• Given exercise: Collect every line of the records below that contains the word "marker".

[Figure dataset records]
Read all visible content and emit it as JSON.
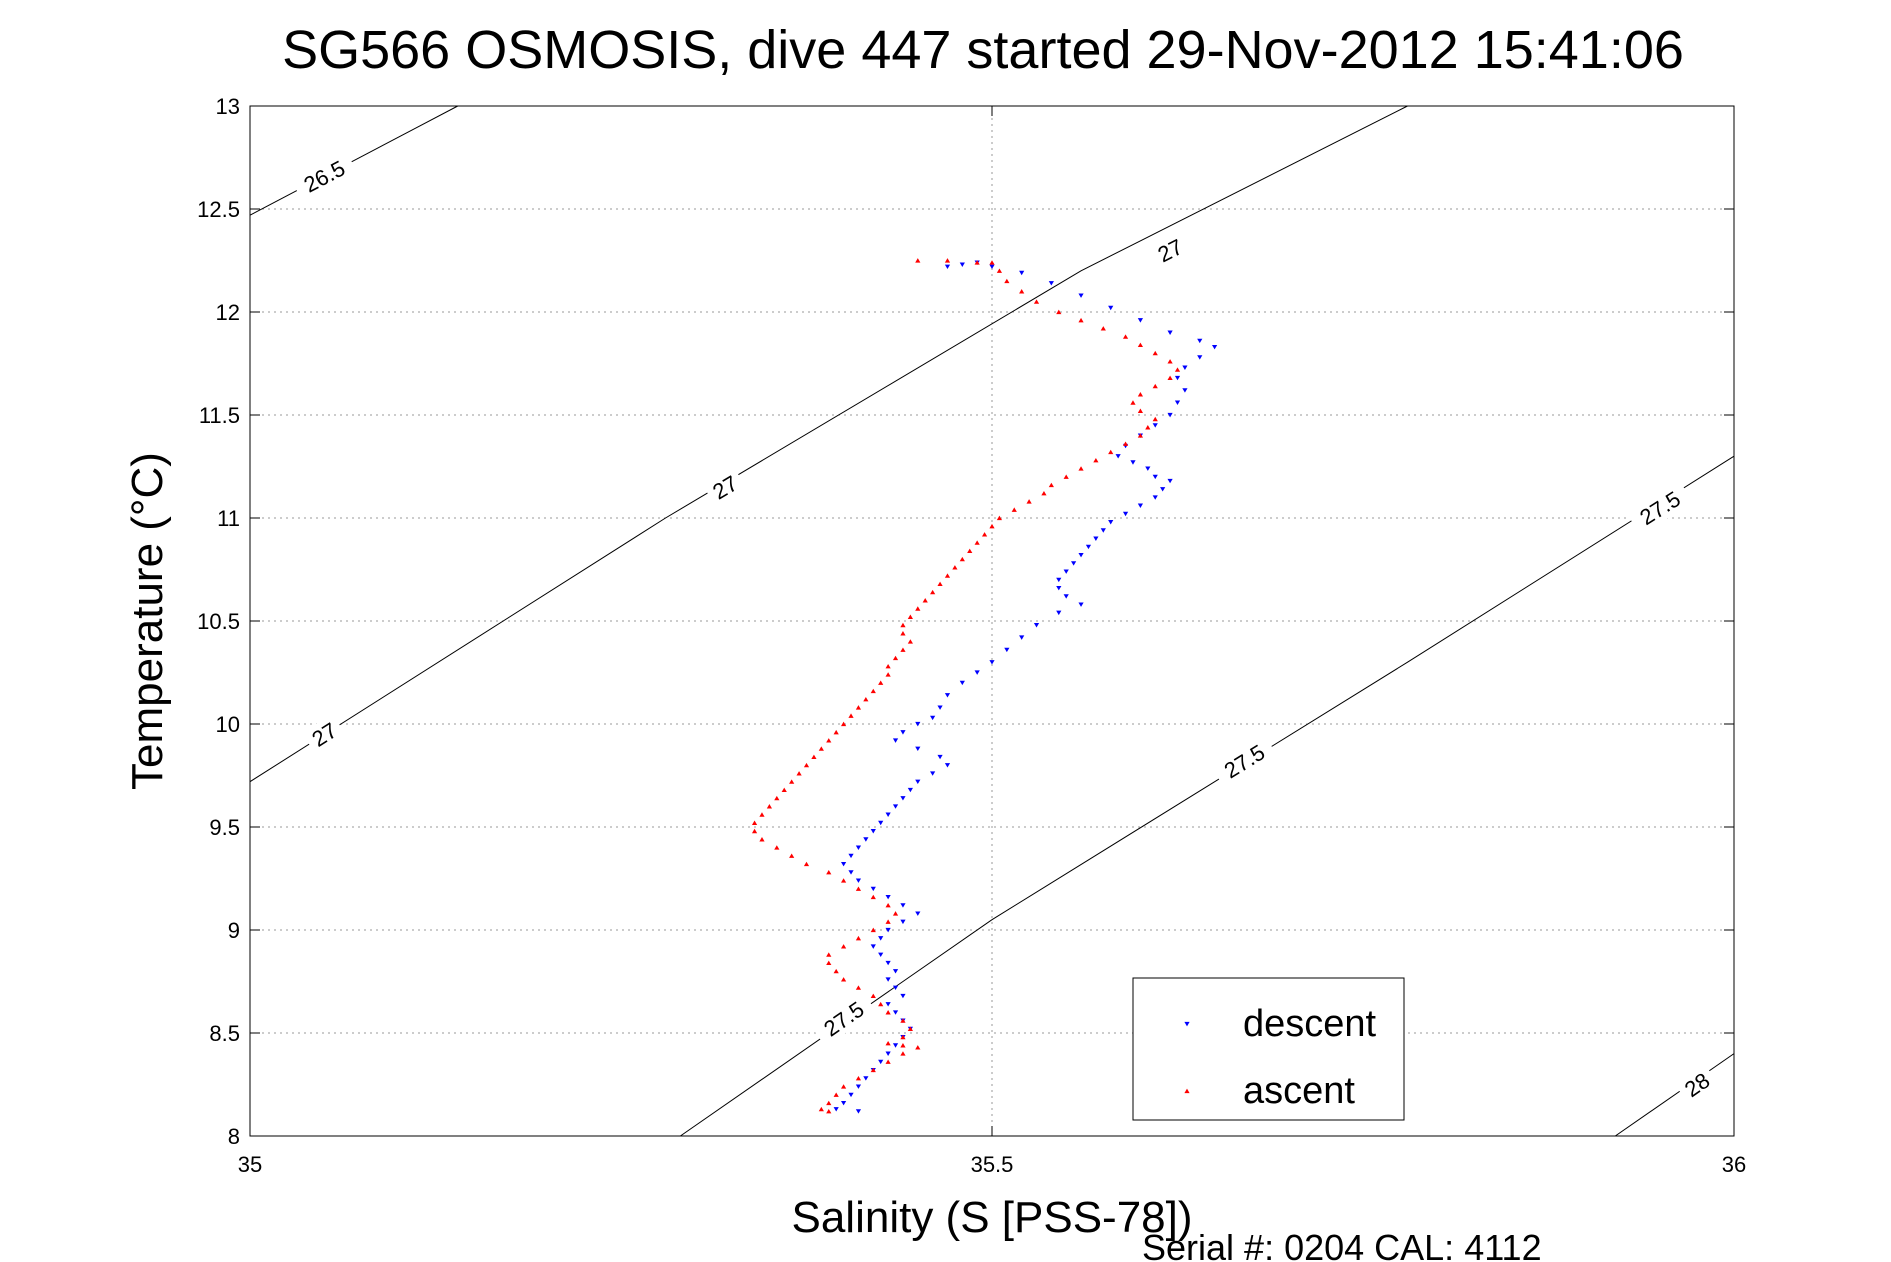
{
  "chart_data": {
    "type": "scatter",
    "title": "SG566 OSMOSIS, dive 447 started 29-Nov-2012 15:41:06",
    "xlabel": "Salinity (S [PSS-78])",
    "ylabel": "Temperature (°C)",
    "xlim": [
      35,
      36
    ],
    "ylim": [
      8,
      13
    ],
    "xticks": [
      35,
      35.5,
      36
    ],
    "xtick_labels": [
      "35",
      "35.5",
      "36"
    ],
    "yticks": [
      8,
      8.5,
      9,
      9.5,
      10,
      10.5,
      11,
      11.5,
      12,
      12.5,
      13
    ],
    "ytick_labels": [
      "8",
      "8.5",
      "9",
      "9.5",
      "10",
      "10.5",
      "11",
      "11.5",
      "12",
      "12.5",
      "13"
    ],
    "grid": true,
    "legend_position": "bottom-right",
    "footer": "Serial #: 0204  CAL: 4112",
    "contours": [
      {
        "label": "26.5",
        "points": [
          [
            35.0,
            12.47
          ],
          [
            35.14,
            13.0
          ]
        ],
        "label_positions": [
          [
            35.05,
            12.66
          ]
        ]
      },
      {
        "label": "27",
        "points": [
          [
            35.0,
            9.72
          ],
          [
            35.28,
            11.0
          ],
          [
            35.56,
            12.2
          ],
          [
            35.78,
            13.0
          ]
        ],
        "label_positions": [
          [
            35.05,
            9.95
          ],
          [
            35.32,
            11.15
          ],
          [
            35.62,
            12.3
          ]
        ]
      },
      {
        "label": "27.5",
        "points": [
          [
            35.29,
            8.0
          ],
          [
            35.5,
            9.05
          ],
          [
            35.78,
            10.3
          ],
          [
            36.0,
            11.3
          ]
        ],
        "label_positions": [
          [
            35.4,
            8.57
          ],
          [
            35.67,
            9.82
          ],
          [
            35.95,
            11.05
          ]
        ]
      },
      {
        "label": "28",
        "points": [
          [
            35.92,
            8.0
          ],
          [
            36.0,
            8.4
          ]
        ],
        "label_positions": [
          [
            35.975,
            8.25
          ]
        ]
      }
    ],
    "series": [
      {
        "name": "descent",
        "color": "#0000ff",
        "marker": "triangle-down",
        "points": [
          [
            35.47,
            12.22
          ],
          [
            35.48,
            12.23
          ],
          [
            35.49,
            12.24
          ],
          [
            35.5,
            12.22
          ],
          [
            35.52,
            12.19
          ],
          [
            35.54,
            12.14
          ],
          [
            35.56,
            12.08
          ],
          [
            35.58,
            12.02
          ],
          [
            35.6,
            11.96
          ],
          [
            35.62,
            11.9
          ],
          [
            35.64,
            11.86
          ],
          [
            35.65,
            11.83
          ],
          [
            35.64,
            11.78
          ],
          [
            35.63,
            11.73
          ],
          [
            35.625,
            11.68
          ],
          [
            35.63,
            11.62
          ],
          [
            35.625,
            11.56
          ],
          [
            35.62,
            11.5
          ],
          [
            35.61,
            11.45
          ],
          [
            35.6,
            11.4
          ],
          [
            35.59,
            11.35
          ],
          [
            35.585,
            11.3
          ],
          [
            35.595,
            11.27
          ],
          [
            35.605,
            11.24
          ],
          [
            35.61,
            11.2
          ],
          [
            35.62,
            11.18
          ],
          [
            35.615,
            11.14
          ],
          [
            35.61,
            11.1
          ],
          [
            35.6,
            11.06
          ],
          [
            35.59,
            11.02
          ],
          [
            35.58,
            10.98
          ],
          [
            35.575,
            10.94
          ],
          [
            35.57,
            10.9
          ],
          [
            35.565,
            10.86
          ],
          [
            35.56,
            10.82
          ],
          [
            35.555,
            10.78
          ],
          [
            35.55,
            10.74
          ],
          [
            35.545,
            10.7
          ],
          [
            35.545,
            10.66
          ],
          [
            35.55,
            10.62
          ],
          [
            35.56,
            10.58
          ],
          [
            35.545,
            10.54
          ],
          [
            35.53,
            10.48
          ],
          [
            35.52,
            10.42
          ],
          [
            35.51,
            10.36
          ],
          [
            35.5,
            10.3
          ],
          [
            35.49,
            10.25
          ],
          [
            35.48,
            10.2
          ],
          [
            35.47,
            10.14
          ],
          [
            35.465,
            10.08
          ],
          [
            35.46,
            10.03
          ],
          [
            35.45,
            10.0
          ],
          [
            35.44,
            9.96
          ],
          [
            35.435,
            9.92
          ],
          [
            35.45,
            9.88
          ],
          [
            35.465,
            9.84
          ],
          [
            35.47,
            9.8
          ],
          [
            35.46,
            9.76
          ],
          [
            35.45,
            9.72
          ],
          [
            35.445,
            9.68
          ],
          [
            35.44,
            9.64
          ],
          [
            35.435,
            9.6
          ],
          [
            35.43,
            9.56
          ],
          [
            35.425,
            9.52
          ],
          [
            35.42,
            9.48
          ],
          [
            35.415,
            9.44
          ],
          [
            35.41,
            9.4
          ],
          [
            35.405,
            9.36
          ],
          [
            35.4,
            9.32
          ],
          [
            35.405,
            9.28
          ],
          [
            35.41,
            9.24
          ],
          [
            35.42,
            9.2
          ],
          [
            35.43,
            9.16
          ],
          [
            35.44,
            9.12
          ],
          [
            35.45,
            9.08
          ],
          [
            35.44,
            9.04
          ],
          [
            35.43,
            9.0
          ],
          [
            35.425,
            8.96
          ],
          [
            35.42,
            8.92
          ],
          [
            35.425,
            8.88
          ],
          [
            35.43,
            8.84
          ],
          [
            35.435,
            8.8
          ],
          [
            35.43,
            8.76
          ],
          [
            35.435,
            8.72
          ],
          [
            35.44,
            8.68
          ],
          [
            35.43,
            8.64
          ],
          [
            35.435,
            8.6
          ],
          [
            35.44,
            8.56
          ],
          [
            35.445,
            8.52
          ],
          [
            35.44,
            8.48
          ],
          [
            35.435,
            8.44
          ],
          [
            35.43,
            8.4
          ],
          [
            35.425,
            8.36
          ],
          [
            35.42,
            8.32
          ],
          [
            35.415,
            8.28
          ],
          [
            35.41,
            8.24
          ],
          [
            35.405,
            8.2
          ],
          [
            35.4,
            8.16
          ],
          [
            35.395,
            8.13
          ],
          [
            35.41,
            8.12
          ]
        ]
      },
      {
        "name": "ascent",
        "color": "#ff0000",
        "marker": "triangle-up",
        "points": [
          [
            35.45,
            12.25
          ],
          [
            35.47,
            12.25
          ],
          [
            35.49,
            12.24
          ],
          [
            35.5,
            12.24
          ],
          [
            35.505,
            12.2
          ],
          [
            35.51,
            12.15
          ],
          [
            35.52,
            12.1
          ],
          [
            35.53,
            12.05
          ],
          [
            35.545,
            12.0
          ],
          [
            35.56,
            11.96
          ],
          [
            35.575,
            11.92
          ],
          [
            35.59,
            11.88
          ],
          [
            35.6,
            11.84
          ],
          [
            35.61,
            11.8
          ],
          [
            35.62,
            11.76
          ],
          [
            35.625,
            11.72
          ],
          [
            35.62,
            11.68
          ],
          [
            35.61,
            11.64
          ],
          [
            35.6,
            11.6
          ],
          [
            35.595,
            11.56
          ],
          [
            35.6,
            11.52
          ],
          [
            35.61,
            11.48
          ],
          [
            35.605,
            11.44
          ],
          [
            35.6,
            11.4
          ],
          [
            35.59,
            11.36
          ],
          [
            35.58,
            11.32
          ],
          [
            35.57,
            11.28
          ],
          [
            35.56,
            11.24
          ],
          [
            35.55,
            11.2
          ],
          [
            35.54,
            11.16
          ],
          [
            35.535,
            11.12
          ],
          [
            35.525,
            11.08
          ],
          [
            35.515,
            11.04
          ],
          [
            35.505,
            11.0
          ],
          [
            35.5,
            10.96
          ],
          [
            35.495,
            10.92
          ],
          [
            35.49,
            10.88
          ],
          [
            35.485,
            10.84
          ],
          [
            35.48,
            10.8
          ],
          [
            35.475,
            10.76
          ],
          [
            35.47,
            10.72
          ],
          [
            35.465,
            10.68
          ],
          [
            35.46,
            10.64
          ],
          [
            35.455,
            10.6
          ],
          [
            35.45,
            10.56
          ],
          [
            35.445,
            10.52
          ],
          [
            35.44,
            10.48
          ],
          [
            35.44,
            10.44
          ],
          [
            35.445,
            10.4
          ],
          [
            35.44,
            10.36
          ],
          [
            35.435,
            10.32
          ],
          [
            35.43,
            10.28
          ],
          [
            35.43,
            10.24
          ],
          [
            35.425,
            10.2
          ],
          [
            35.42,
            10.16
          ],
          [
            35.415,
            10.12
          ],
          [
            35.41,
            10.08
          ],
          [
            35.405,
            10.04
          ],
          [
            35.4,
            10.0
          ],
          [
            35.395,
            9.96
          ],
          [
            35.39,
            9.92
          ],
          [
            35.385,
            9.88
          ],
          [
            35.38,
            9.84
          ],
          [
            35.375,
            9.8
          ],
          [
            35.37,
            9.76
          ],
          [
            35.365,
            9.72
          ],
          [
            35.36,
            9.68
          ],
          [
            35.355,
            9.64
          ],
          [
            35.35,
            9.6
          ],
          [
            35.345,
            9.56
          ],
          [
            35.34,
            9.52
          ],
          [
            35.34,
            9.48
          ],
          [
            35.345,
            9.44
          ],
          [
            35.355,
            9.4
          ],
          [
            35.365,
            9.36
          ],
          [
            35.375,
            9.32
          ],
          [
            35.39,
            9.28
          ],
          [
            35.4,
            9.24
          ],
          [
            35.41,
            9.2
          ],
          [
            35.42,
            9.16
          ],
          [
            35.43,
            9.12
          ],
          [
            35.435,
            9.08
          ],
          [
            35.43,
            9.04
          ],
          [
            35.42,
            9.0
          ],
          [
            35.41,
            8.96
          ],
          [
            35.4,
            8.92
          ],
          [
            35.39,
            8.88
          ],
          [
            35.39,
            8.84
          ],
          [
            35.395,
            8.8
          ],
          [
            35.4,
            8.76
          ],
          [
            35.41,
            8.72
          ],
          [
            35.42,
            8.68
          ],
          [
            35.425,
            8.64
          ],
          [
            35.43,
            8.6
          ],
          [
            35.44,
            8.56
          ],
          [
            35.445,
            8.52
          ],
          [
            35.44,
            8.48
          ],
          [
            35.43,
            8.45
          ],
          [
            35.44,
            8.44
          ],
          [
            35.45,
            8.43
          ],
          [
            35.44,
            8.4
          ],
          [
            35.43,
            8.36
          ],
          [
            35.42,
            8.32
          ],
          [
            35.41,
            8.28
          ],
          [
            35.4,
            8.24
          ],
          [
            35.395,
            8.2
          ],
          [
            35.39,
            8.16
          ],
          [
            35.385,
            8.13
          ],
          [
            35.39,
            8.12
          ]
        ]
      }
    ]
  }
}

• Correct answer:
        "marker": "triangle-down",
        "marker": "triangle-up",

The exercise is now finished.